WORK TO COMPLETE — Set down the material once more, exactly as it appears.

<<<<

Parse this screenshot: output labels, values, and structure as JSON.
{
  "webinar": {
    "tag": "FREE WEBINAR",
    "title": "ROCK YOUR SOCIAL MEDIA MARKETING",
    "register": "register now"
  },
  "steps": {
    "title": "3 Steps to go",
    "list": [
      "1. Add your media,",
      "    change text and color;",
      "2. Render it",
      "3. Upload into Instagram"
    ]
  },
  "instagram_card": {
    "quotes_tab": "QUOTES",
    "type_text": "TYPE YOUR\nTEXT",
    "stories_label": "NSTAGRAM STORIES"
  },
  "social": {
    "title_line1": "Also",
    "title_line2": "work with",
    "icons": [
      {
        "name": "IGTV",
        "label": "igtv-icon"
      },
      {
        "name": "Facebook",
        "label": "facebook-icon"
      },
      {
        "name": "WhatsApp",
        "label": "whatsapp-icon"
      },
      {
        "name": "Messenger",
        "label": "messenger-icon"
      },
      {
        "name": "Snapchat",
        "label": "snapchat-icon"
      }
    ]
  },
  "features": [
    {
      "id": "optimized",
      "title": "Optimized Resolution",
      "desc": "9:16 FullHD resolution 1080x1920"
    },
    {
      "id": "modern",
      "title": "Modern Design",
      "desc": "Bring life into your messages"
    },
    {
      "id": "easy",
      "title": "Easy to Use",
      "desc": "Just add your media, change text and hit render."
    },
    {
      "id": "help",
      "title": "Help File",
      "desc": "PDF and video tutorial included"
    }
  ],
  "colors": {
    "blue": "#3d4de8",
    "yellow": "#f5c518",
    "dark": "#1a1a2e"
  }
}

>>>>

WRITTEN ANSWER —
Parse this screenshot: output labels, values, and structure as JSON.
{
  "webinar": {
    "tag": "FREE WEBINAR",
    "title": "ROCK YOUR SOCIAL MEDIA MARKETING",
    "register": "register now"
  },
  "steps": {
    "title": "3 Steps to go",
    "list": [
      "1. Add your media,",
      "    change text and color;",
      "2. Render it",
      "3. Upload into Instagram"
    ]
  },
  "instagram_card": {
    "quotes_tab": "QUOTES",
    "type_text": "TYPE YOUR\nTEXT",
    "stories_label": "NSTAGRAM STORIES"
  },
  "social": {
    "title_line1": "Also",
    "title_line2": "work with",
    "icons": [
      {
        "name": "IGTV",
        "label": "igtv-icon"
      },
      {
        "name": "Facebook",
        "label": "facebook-icon"
      },
      {
        "name": "WhatsApp",
        "label": "whatsapp-icon"
      },
      {
        "name": "Messenger",
        "label": "messenger-icon"
      },
      {
        "name": "Snapchat",
        "label": "snapchat-icon"
      }
    ]
  },
  "features": [
    {
      "id": "optimized",
      "title": "Optimized Resolution",
      "desc": "9:16 FullHD resolution 1080x1920"
    },
    {
      "id": "modern",
      "title": "Modern Design",
      "desc": "Bring life into your messages"
    },
    {
      "id": "easy",
      "title": "Easy to Use",
      "desc": "Just add your media, change text and hit render."
    },
    {
      "id": "help",
      "title": "Help File",
      "desc": "PDF and video tutorial included"
    }
  ],
  "colors": {
    "blue": "#3d4de8",
    "yellow": "#f5c518",
    "dark": "#1a1a2e"
  }
}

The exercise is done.